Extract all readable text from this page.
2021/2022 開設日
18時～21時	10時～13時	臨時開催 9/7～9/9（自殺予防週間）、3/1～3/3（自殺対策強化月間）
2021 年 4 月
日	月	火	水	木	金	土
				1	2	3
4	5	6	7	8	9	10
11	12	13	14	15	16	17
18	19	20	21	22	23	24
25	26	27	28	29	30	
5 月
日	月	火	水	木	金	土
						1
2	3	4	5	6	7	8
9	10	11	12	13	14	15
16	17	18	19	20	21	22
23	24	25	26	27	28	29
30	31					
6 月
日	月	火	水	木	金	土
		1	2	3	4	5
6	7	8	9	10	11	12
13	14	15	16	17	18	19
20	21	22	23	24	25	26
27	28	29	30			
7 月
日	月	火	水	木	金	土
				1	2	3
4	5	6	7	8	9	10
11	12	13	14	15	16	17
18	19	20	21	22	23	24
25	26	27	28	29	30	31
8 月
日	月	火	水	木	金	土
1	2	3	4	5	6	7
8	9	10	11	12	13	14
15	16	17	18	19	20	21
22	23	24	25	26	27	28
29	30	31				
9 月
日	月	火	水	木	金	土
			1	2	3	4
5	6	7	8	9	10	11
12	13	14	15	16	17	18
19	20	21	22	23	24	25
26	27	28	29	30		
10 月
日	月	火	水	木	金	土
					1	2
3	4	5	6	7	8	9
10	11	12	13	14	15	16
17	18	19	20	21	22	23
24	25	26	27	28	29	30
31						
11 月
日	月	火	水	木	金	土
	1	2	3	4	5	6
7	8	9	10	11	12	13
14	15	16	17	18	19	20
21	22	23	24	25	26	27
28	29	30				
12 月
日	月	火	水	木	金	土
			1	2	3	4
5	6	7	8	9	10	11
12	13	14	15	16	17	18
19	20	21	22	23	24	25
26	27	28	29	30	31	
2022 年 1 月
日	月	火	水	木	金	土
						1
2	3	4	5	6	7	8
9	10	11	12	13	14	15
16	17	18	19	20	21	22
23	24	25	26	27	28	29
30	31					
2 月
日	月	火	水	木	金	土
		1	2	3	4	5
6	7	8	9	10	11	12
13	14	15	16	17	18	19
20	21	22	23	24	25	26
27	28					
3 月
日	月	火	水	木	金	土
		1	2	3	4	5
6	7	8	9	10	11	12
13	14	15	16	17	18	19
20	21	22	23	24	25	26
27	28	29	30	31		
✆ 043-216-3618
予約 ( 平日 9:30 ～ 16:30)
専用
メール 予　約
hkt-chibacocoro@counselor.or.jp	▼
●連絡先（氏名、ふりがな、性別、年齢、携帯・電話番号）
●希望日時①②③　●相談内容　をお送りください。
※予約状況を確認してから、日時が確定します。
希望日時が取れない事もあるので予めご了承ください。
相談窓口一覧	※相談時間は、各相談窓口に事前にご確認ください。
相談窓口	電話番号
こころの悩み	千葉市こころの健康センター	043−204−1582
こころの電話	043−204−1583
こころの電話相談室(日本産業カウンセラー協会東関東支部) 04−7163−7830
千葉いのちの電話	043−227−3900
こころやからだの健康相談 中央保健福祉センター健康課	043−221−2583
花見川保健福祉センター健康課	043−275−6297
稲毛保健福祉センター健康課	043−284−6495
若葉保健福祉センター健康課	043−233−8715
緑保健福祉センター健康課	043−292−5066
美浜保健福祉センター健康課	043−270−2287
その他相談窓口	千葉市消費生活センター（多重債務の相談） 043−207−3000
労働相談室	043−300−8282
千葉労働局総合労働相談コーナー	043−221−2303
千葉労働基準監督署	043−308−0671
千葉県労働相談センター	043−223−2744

_Exercise_. Above are the records; retype every one exactly.

_Written answer_.
Extract all readable text from this page.
2021/2022 開設日
18時～21時	10時～13時	臨時開催 9/7～9/9（自殺予防週間）、3/1～3/3（自殺対策強化月間）
2021 年 4 月
日	月	火	水	木	金	土
				1	2	3
4	5	6	7	8	9	10
11	12	13	14	15	16	17
18	19	20	21	22	23	24
25	26	27	28	29	30	
5 月
日	月	火	水	木	金	土
						1
2	3	4	5	6	7	8
9	10	11	12	13	14	15
16	17	18	19	20	21	22
23	24	25	26	27	28	29
30	31					
6 月
日	月	火	水	木	金	土
		1	2	3	4	5
6	7	8	9	10	11	12
13	14	15	16	17	18	19
20	21	22	23	24	25	26
27	28	29	30			
7 月
日	月	火	水	木	金	土
				1	2	3
4	5	6	7	8	9	10
11	12	13	14	15	16	17
18	19	20	21	22	23	24
25	26	27	28	29	30	31
8 月
日	月	火	水	木	金	土
1	2	3	4	5	6	7
8	9	10	11	12	13	14
15	16	17	18	19	20	21
22	23	24	25	26	27	28
29	30	31				
9 月
日	月	火	水	木	金	土
			1	2	3	4
5	6	7	8	9	10	11
12	13	14	15	16	17	18
19	20	21	22	23	24	25
26	27	28	29	30		
10 月
日	月	火	水	木	金	土
					1	2
3	4	5	6	7	8	9
10	11	12	13	14	15	16
17	18	19	20	21	22	23
24	25	26	27	28	29	30
31						
11 月
日	月	火	水	木	金	土
	1	2	3	4	5	6
7	8	9	10	11	12	13
14	15	16	17	18	19	20
21	22	23	24	25	26	27
28	29	30				
12 月
日	月	火	水	木	金	土
			1	2	3	4
5	6	7	8	9	10	11
12	13	14	15	16	17	18
19	20	21	22	23	24	25
26	27	28	29	30	31	
2022 年 1 月
日	月	火	水	木	金	土
						1
2	3	4	5	6	7	8
9	10	11	12	13	14	15
16	17	18	19	20	21	22
23	24	25	26	27	28	29
30	31					
2 月
日	月	火	水	木	金	土
		1	2	3	4	5
6	7	8	9	10	11	12
13	14	15	16	17	18	19
20	21	22	23	24	25	26
27	28					
3 月
日	月	火	水	木	金	土
		1	2	3	4	5
6	7	8	9	10	11	12
13	14	15	16	17	18	19
20	21	22	23	24	25	26
27	28	29	30	31		
✆ 043-216-3618
予約 ( 平日 9:30 ～ 16:30)
専用
メール 予　約
hkt-chibacocoro@counselor.or.jp	▼
●連絡先（氏名、ふりがな、性別、年齢、携帯・電話番号）
●希望日時①②③　●相談内容　をお送りください。
※予約状況を確認してから、日時が確定します。
希望日時が取れない事もあるので予めご了承ください。
相談窓口一覧	※相談時間は、各相談窓口に事前にご確認ください。
相談窓口	電話番号
こころの悩み	千葉市こころの健康センター	043−204−1582
こころの電話	043−204−1583
こころの電話相談室(日本産業カウンセラー協会東関東支部) 04−7163−7830
千葉いのちの電話	043−227−3900
こころやからだの健康相談 中央保健福祉センター健康課	043−221−2583
花見川保健福祉センター健康課	043−275−6297
稲毛保健福祉センター健康課	043−284−6495
若葉保健福祉センター健康課	043−233−8715
緑保健福祉センター健康課	043−292−5066
美浜保健福祉センター健康課	043−270−2287
その他相談窓口	千葉市消費生活センター（多重債務の相談） 043−207−3000
労働相談室	043−300−8282
千葉労働局総合労働相談コーナー	043−221−2303
千葉労働基準監督署	043−308−0671
千葉県労働相談センター	043−223−2744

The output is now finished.